=== WORK REQUIRED ===
Skip the pictures. Copy all the rest of the records down exactly.

Stored records
%%

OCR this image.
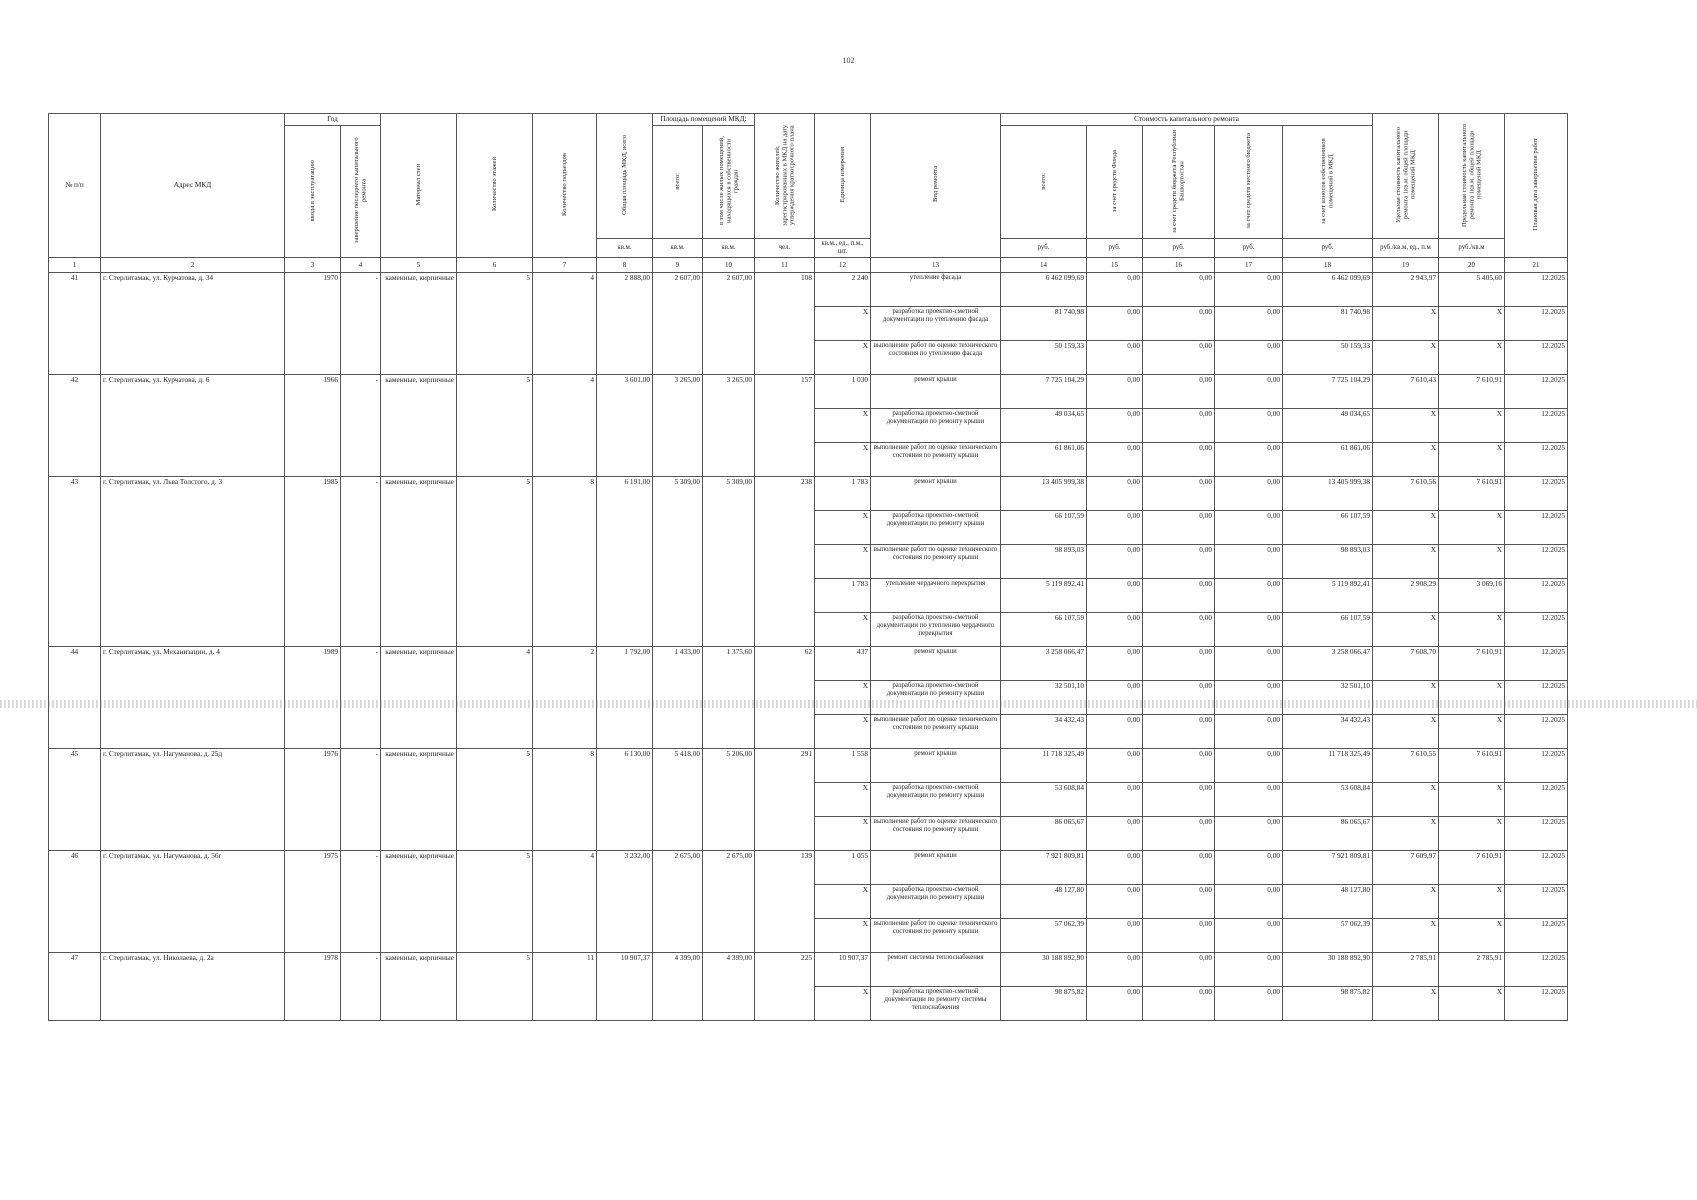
102
№ п/п	Адрес МКД	Год		Материал стен	Количество этажей	Количество подъездов	Общая площадь МКД, всего	Площадь помещений МКД:		Количество жителей, зарегистрированных в МКД на дату утверждения краткосрочного плана	Единица измерения	Вид ремонта	Стоимость капитального ремонта					Удельная стоимость капитального ремонта 1кв.м. общей площади помещений МКД	Предельная стоимость капитального ремонта 1кв.м. общей площади помещений МКД	Плановая дата завершения работ
		ввода в эксплуатацию	завершение последнего капитального ремонта					всего:	в том числе жилых помещений, находящихся в собственности граждан				всего:	за счет средств Фонда	за счет средств бюджета Республики Башкортостан	за счет средств местного бюджета	за счет взносов собственников помещений в МКД			
							кв.м.	кв.м.	кв.м.	чел.	кв.м., ед., п.м., шт.		руб.	руб.	руб.	руб.	руб.	руб./кв.м, ед., п.м	руб./кв.м	
1	2	3	4	5	6	7	8	9	10	11	12	13	14	15	16	17	18	19	20	21
41	г. Стерлитамак, ул. Курчатова, д. 34	1970	-	каменные, кирпичные	5	4	2 888,00	2 607,00	2 607,00	108	2 240	утепление фасада	6 462 099,69	0,00	0,00	0,00	6 462 099,69	2 943,97	5 405,60	12.2025
											X	разработка проектно-сметной документации по утеплению фасада	81 740,98	0,00	0,00	0,00	81 740,98	X	X	12.2025
											X	выполнение работ по оценке технического состояния по утеплению фасада	50 159,33	0,00	0,00	0,00	50 159,33	X	X	12.2025
42	г. Стерлитамак, ул. Курчатова, д. 6	1966	-	каменные, кирпичные	5	4	3 601,00	3 265,00	3 265,00	157	1 030	ремонт крыши	7 725 104,29	0,00	0,00	0,00	7 725 104,29	7 610,43	7 610,91	12.2025
											X	разработка проектно-сметной документации по ремонту крыши	49 034,65	0,00	0,00	0,00	49 034,65	X	X	12.2025
											X	выполнение работ по оценке технического состояния по ремонту крыши	61 861,06	0,00	0,00	0,00	61 861,06	X	X	12.2025
43	г. Стерлитамак, ул. Льва Толстого, д. 3	1985	-	каменные, кирпичные	5	8	6 191,00	5 309,00	5 309,00	238	1 783	ремонт крыши	13 405 999,38	0,00	0,00	0,00	13 405 999,38	7 610,56	7 610,91	12.2025
											X	разработка проектно-сметной документации по ремонту крыши	66 107,59	0,00	0,00	0,00	66 107,59	X	X	12.2025
											X	выполнение работ по оценке технического состояния по ремонту крыши	98 893,03	0,00	0,00	0,00	98 893,03	X	X	12.2025
											1 783	утепление чердачного перекрытия	5 119 892,41	0,00	0,00	0,00	5 119 892,41	2 908,29	3 069,16	12.2025
											X	разработка проектно-сметной документации по утеплению чердачного перекрытия	66 107,59	0,00	0,00	0,00	66 107,59	X	X	12.2025
44	г. Стерлитамак, ул. Механизации, д. 4	1989	-	каменные, кирпичные	4	2	1 792,00	1 433,00	1 375,60	62	437	ремонт крыши	3 258 066,47	0,00	0,00	0,00	3 258 066,47	7 608,70	7 610,91	12.2025
											X	разработка проектно-сметной документации по ремонту крыши	32 501,10	0,00	0,00	0,00	32 501,10	X	X	12.2025
											X	выполнение работ по оценке технического состояния по ремонту крыши	34 432,43	0,00	0,00	0,00	34 432,43	X	X	12.2025
45	г. Стерлитамак, ул. Нагуманова, д. 25д	1976	-	каменные, кирпичные	5	8	6 130,00	5 418,00	5 206,00	291	1 558	ремонт крыши	11 718 325,49	0,00	0,00	0,00	11 718 325,49	7 610,55	7 610,91	12.2025
											X	разработка проектно-сметной документации по ремонту крыши	53 608,84	0,00	0,00	0,00	53 608,84	X	X	12.2025
											X	выполнение работ по оценке технического состояния по ремонту крыши	86 065,67	0,00	0,00	0,00	86 065,67	X	X	12.2025
46	г. Стерлитамак, ул. Нагуманова, д. 56г	1975	-	каменные, кирпичные	5	4	3 232,00	2 675,00	2 675,00	139	1 055	ремонт крыши	7 921 809,81	0,00	0,00	0,00	7 921 809,81	7 609,97	7 610,91	12.2025
											X	разработка проектно-сметной документации по ремонту крыши	48 127,80	0,00	0,00	0,00	48 127,80	X	X	12.2025
											X	выполнение работ по оценке технического состояния по ремонту крыши	57 062,39	0,00	0,00	0,00	57 062,39	X	X	12.2025
47	г. Стерлитамак, ул. Николаева, д. 2а	1978	-	каменные, кирпичные	5	11	10 907,37	4 399,00	4 399,00	225	10 907,37	ремонт системы теплоснабжения	30 188 892,90	0,00	0,00	0,00	30 188 892,90	2 785,91	2 785,91	12.2025
											X	разработка проектно-сметной документации по ремонту системы теплоснабжения	98 875,82	0,00	0,00	0,00	98 875,82	X	X	12.2025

%%

=== EXERCISE RESPONSE ===
OCR this image.
102
№ п/п	Адрес МКД	Год		Материал стен	Количество этажей	Количество подъездов	Общая площадь МКД, всего	Площадь помещений МКД:		Количество жителей, зарегистрированных в МКД на дату утверждения краткосрочного плана	Единица измерения	Вид ремонта	Стоимость капитального ремонта					Удельная стоимость капитального ремонта 1кв.м. общей площади помещений МКД	Предельная стоимость капитального ремонта 1кв.м. общей площади помещений МКД	Плановая дата завершения работ
		ввода в эксплуатацию	завершение последнего капитального ремонта					всего:	в том числе жилых помещений, находящихся в собственности граждан				всего:	за счет средств Фонда	за счет средств бюджета Республики Башкортостан	за счет средств местного бюджета	за счет взносов собственников помещений в МКД			
							кв.м.	кв.м.	кв.м.	чел.	кв.м., ед., п.м., шт.		руб.	руб.	руб.	руб.	руб.	руб./кв.м, ед., п.м	руб./кв.м	
1	2	3	4	5	6	7	8	9	10	11	12	13	14	15	16	17	18	19	20	21
41	г. Стерлитамак, ул. Курчатова, д. 34	1970	-	каменные, кирпичные	5	4	2 888,00	2 607,00	2 607,00	108	2 240	утепление фасада	6 462 099,69	0,00	0,00	0,00	6 462 099,69	2 943,97	5 405,60	12.2025
											X	разработка проектно-сметной документации по утеплению фасада	81 740,98	0,00	0,00	0,00	81 740,98	X	X	12.2025
											X	выполнение работ по оценке технического состояния по утеплению фасада	50 159,33	0,00	0,00	0,00	50 159,33	X	X	12.2025
42	г. Стерлитамак, ул. Курчатова, д. 6	1966	-	каменные, кирпичные	5	4	3 601,00	3 265,00	3 265,00	157	1 030	ремонт крыши	7 725 104,29	0,00	0,00	0,00	7 725 104,29	7 610,43	7 610,91	12.2025
											X	разработка проектно-сметной документации по ремонту крыши	49 034,65	0,00	0,00	0,00	49 034,65	X	X	12.2025
											X	выполнение работ по оценке технического состояния по ремонту крыши	61 861,06	0,00	0,00	0,00	61 861,06	X	X	12.2025
43	г. Стерлитамак, ул. Льва Толстого, д. 3	1985	-	каменные, кирпичные	5	8	6 191,00	5 309,00	5 309,00	238	1 783	ремонт крыши	13 405 999,38	0,00	0,00	0,00	13 405 999,38	7 610,56	7 610,91	12.2025
											X	разработка проектно-сметной документации по ремонту крыши	66 107,59	0,00	0,00	0,00	66 107,59	X	X	12.2025
											X	выполнение работ по оценке технического состояния по ремонту крыши	98 893,03	0,00	0,00	0,00	98 893,03	X	X	12.2025
											1 783	утепление чердачного перекрытия	5 119 892,41	0,00	0,00	0,00	5 119 892,41	2 908,29	3 069,16	12.2025
											X	разработка проектно-сметной документации по утеплению чердачного перекрытия	66 107,59	0,00	0,00	0,00	66 107,59	X	X	12.2025
44	г. Стерлитамак, ул. Механизации, д. 4	1989	-	каменные, кирпичные	4	2	1 792,00	1 433,00	1 375,60	62	437	ремонт крыши	3 258 066,47	0,00	0,00	0,00	3 258 066,47	7 608,70	7 610,91	12.2025
											X	разработка проектно-сметной документации по ремонту крыши	32 501,10	0,00	0,00	0,00	32 501,10	X	X	12.2025
											X	выполнение работ по оценке технического состояния по ремонту крыши	34 432,43	0,00	0,00	0,00	34 432,43	X	X	12.2025
45	г. Стерлитамак, ул. Нагуманова, д. 25д	1976	-	каменные, кирпичные	5	8	6 130,00	5 418,00	5 206,00	291	1 558	ремонт крыши	11 718 325,49	0,00	0,00	0,00	11 718 325,49	7 610,55	7 610,91	12.2025
											X	разработка проектно-сметной документации по ремонту крыши	53 608,84	0,00	0,00	0,00	53 608,84	X	X	12.2025
											X	выполнение работ по оценке технического состояния по ремонту крыши	86 065,67	0,00	0,00	0,00	86 065,67	X	X	12.2025
46	г. Стерлитамак, ул. Нагуманова, д. 56г	1975	-	каменные, кирпичные	5	4	3 232,00	2 675,00	2 675,00	139	1 055	ремонт крыши	7 921 809,81	0,00	0,00	0,00	7 921 809,81	7 609,97	7 610,91	12.2025
											X	разработка проектно-сметной документации по ремонту крыши	48 127,80	0,00	0,00	0,00	48 127,80	X	X	12.2025
											X	выполнение работ по оценке технического состояния по ремонту крыши	57 062,39	0,00	0,00	0,00	57 062,39	X	X	12.2025
47	г. Стерлитамак, ул. Николаева, д. 2а	1978	-	каменные, кирпичные	5	11	10 907,37	4 399,00	4 399,00	225	10 907,37	ремонт системы теплоснабжения	30 188 892,90	0,00	0,00	0,00	30 188 892,90	2 785,91	2 785,91	12.2025
											X	разработка проектно-сметной документации по ремонту системы теплоснабжения	98 875,82	0,00	0,00	0,00	98 875,82	X	X	12.2025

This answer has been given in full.